GIVEN EXERCISE
Extract the complete listing and output it unchanged.
***
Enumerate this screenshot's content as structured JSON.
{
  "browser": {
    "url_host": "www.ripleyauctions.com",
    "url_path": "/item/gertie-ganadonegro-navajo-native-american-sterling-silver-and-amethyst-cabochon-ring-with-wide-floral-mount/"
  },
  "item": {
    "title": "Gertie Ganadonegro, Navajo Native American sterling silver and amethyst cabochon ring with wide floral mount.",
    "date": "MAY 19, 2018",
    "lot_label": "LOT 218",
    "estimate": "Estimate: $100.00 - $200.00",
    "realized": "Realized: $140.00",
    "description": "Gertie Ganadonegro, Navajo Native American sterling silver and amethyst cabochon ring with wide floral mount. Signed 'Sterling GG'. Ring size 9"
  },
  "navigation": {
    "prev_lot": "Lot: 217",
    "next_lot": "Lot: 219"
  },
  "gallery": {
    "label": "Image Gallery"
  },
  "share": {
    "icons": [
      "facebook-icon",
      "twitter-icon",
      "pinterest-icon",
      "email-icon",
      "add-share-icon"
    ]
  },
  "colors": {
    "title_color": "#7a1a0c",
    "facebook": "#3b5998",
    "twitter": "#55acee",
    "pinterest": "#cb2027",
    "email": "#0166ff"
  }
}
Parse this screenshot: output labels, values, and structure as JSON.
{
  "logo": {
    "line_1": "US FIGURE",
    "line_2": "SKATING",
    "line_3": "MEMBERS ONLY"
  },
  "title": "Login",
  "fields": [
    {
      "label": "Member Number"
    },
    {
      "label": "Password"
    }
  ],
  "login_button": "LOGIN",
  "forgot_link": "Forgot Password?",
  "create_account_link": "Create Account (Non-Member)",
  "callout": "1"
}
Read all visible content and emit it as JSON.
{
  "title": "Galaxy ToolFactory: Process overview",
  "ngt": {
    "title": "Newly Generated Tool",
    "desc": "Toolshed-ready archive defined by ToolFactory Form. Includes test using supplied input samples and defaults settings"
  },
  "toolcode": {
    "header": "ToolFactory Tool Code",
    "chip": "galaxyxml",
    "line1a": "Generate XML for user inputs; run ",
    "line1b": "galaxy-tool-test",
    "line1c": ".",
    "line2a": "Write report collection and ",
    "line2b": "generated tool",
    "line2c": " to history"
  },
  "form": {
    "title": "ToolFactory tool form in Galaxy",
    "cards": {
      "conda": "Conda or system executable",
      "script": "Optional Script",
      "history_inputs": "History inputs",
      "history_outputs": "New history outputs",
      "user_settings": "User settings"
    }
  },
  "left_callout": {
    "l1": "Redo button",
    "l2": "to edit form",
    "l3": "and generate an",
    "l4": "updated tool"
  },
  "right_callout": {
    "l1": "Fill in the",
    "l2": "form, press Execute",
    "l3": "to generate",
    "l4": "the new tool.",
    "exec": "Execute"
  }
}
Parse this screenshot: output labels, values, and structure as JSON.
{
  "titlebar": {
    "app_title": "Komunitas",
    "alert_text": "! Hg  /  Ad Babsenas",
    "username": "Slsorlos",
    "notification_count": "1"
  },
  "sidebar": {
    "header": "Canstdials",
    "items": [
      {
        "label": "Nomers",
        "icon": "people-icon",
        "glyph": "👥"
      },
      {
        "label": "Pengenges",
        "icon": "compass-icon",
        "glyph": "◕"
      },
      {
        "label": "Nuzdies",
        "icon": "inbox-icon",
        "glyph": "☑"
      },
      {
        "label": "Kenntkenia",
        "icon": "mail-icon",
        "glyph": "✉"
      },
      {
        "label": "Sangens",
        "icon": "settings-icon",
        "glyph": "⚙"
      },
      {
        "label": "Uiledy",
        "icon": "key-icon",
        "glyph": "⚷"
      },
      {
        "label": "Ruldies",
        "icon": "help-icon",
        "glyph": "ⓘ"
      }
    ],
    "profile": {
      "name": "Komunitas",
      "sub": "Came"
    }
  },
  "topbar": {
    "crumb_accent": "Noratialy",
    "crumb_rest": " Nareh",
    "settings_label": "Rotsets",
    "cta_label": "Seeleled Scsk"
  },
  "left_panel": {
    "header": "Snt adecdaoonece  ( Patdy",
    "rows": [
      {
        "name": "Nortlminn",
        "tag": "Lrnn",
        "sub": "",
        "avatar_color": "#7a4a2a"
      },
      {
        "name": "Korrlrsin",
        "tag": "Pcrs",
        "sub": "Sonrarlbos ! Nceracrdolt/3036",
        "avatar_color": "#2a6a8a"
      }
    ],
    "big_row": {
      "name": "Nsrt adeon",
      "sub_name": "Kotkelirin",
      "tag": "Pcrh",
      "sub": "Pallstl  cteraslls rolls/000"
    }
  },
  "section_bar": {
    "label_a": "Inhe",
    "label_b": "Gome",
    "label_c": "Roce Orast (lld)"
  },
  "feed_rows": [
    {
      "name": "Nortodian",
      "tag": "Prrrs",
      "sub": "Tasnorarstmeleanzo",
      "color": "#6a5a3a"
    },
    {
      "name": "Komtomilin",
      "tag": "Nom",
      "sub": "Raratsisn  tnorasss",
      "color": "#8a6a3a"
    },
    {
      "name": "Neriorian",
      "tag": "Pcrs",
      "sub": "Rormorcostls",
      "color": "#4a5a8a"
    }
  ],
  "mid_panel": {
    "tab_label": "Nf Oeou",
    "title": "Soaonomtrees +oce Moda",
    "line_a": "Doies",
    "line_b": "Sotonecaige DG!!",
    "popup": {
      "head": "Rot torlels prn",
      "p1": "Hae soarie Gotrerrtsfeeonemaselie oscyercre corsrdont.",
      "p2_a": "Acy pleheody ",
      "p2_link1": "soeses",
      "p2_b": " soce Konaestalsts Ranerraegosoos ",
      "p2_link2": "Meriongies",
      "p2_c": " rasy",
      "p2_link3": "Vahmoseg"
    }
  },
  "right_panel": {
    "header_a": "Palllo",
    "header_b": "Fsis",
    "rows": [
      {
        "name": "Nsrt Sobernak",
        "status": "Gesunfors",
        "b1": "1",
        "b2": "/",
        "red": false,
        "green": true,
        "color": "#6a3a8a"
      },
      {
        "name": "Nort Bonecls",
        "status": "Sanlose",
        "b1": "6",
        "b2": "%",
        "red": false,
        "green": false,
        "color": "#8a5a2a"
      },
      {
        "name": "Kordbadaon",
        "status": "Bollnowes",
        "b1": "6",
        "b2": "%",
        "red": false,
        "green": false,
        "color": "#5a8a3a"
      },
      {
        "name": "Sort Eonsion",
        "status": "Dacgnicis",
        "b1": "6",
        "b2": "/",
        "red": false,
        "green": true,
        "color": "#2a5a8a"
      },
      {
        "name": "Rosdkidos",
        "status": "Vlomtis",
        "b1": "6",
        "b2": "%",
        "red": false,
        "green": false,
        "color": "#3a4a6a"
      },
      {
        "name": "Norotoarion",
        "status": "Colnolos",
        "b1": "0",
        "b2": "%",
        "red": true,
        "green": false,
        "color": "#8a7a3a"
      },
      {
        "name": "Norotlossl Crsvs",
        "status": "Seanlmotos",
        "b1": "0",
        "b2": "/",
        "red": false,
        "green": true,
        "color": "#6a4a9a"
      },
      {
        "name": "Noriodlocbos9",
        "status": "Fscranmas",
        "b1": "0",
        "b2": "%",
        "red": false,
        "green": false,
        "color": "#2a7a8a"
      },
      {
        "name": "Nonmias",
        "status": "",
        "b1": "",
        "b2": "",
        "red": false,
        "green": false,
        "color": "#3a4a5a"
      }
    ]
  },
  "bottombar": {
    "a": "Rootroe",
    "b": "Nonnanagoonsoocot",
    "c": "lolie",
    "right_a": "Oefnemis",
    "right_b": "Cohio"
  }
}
***
CORRECT ANSWER
Enumerate this screenshot's content as structured JSON.
{
  "browser": {
    "url_host": "www.ripleyauctions.com",
    "url_path": "/item/gertie-ganadonegro-navajo-native-american-sterling-silver-and-amethyst-cabochon-ring-with-wide-floral-mount/"
  },
  "item": {
    "title": "Gertie Ganadonegro, Navajo Native American sterling silver and amethyst cabochon ring with wide floral mount.",
    "date": "MAY 19, 2018",
    "lot_label": "LOT 218",
    "estimate": "Estimate: $100.00 - $200.00",
    "realized": "Realized: $140.00",
    "description": "Gertie Ganadonegro, Navajo Native American sterling silver and amethyst cabochon ring with wide floral mount. Signed 'Sterling GG'. Ring size 9"
  },
  "navigation": {
    "prev_lot": "Lot: 217",
    "next_lot": "Lot: 219"
  },
  "gallery": {
    "label": "Image Gallery"
  },
  "share": {
    "icons": [
      "facebook-icon",
      "twitter-icon",
      "pinterest-icon",
      "email-icon",
      "add-share-icon"
    ]
  },
  "colors": {
    "title_color": "#7a1a0c",
    "facebook": "#3b5998",
    "twitter": "#55acee",
    "pinterest": "#cb2027",
    "email": "#0166ff"
  }
}
Parse this screenshot: output labels, values, and structure as JSON.
{
  "logo": {
    "line_1": "US FIGURE",
    "line_2": "SKATING",
    "line_3": "MEMBERS ONLY"
  },
  "title": "Login",
  "fields": [
    {
      "label": "Member Number"
    },
    {
      "label": "Password"
    }
  ],
  "login_button": "LOGIN",
  "forgot_link": "Forgot Password?",
  "create_account_link": "Create Account (Non-Member)",
  "callout": "1"
}
Read all visible content and emit it as JSON.
{
  "title": "Galaxy ToolFactory: Process overview",
  "ngt": {
    "title": "Newly Generated Tool",
    "desc": "Toolshed-ready archive defined by ToolFactory Form. Includes test using supplied input samples and defaults settings"
  },
  "toolcode": {
    "header": "ToolFactory Tool Code",
    "chip": "galaxyxml",
    "line1a": "Generate XML for user inputs; run ",
    "line1b": "galaxy-tool-test",
    "line1c": ".",
    "line2a": "Write report collection and ",
    "line2b": "generated tool",
    "line2c": " to history"
  },
  "form": {
    "title": "ToolFactory tool form in Galaxy",
    "cards": {
      "conda": "Conda or system executable",
      "script": "Optional Script",
      "history_inputs": "History inputs",
      "history_outputs": "New history outputs",
      "user_settings": "User settings"
    }
  },
  "left_callout": {
    "l1": "Redo button",
    "l2": "to edit form",
    "l3": "and generate an",
    "l4": "updated tool"
  },
  "right_callout": {
    "l1": "Fill in the",
    "l2": "form, press Execute",
    "l3": "to generate",
    "l4": "the new tool.",
    "exec": "Execute"
  }
}
Parse this screenshot: output labels, values, and structure as JSON.
{
  "titlebar": {
    "app_title": "Komunitas",
    "alert_text": "! Hg  /  Ad Babsenas",
    "username": "Slsorlos",
    "notification_count": "1"
  },
  "sidebar": {
    "header": "Canstdials",
    "items": [
      {
        "label": "Nomers",
        "icon": "people-icon",
        "glyph": "👥"
      },
      {
        "label": "Pengenges",
        "icon": "compass-icon",
        "glyph": "◕"
      },
      {
        "label": "Nuzdies",
        "icon": "inbox-icon",
        "glyph": "☑"
      },
      {
        "label": "Kenntkenia",
        "icon": "mail-icon",
        "glyph": "✉"
      },
      {
        "label": "Sangens",
        "icon": "settings-icon",
        "glyph": "⚙"
      },
      {
        "label": "Uiledy",
        "icon": "key-icon",
        "glyph": "⚷"
      },
      {
        "label": "Ruldies",
        "icon": "help-icon",
        "glyph": "ⓘ"
      }
    ],
    "profile": {
      "name": "Komunitas",
      "sub": "Came"
    }
  },
  "topbar": {
    "crumb_accent": "Noratialy",
    "crumb_rest": " Nareh",
    "settings_label": "Rotsets",
    "cta_label": "Seeleled Scsk"
  },
  "left_panel": {
    "header": "Snt adecdaoonece  ( Patdy",
    "rows": [
      {
        "name": "Nortlminn",
        "tag": "Lrnn",
        "sub": "",
        "avatar_color": "#7a4a2a"
      },
      {
        "name": "Korrlrsin",
        "tag": "Pcrs",
        "sub": "Sonrarlbos ! Nceracrdolt/3036",
        "avatar_color": "#2a6a8a"
      }
    ],
    "big_row": {
      "name": "Nsrt adeon",
      "sub_name": "Kotkelirin",
      "tag": "Pcrh",
      "sub": "Pallstl  cteraslls rolls/000"
    }
  },
  "section_bar": {
    "label_a": "Inhe",
    "label_b": "Gome",
    "label_c": "Roce Orast (lld)"
  },
  "feed_rows": [
    {
      "name": "Nortodian",
      "tag": "Prrrs",
      "sub": "Tasnorarstmeleanzo",
      "color": "#6a5a3a"
    },
    {
      "name": "Komtomilin",
      "tag": "Nom",
      "sub": "Raratsisn  tnorasss",
      "color": "#8a6a3a"
    },
    {
      "name": "Neriorian",
      "tag": "Pcrs",
      "sub": "Rormorcostls",
      "color": "#4a5a8a"
    }
  ],
  "mid_panel": {
    "tab_label": "Nf Oeou",
    "title": "Soaonomtrees +oce Moda",
    "line_a": "Doies",
    "line_b": "Sotonecaige DG!!",
    "popup": {
      "head": "Rot torlels prn",
      "p1": "Hae soarie Gotrerrtsfeeonemaselie oscyercre corsrdont.",
      "p2_a": "Acy pleheody ",
      "p2_link1": "soeses",
      "p2_b": " soce Konaestalsts Ranerraegosoos ",
      "p2_link2": "Meriongies",
      "p2_c": " rasy",
      "p2_link3": "Vahmoseg"
    }
  },
  "right_panel": {
    "header_a": "Palllo",
    "header_b": "Fsis",
    "rows": [
      {
        "name": "Nsrt Sobernak",
        "status": "Gesunfors",
        "b1": "1",
        "b2": "/",
        "red": false,
        "green": true,
        "color": "#6a3a8a"
      },
      {
        "name": "Nort Bonecls",
        "status": "Sanlose",
        "b1": "6",
        "b2": "%",
        "red": false,
        "green": false,
        "color": "#8a5a2a"
      },
      {
        "name": "Kordbadaon",
        "status": "Bollnowes",
        "b1": "6",
        "b2": "%",
        "red": false,
        "green": false,
        "color": "#5a8a3a"
      },
      {
        "name": "Sort Eonsion",
        "status": "Dacgnicis",
        "b1": "6",
        "b2": "/",
        "red": false,
        "green": true,
        "color": "#2a5a8a"
      },
      {
        "name": "Rosdkidos",
        "status": "Vlomtis",
        "b1": "6",
        "b2": "%",
        "red": false,
        "green": false,
        "color": "#3a4a6a"
      },
      {
        "name": "Norotoarion",
        "status": "Colnolos",
        "b1": "0",
        "b2": "%",
        "red": true,
        "green": false,
        "color": "#8a7a3a"
      },
      {
        "name": "Norotlossl Crsvs",
        "status": "Seanlmotos",
        "b1": "0",
        "b2": "/",
        "red": false,
        "green": true,
        "color": "#6a4a9a"
      },
      {
        "name": "Noriodlocbos9",
        "status": "Fscranmas",
        "b1": "0",
        "b2": "%",
        "red": false,
        "green": false,
        "color": "#2a7a8a"
      },
      {
        "name": "Nonmias",
        "status": "",
        "b1": "",
        "b2": "",
        "red": false,
        "green": false,
        "color": "#3a4a5a"
      }
    ]
  },
  "bottombar": {
    "a": "Rootroe",
    "b": "Nonnanagoonsoocot",
    "c": "lolie",
    "right_a": "Oefnemis",
    "right_b": "Cohio"
  }
}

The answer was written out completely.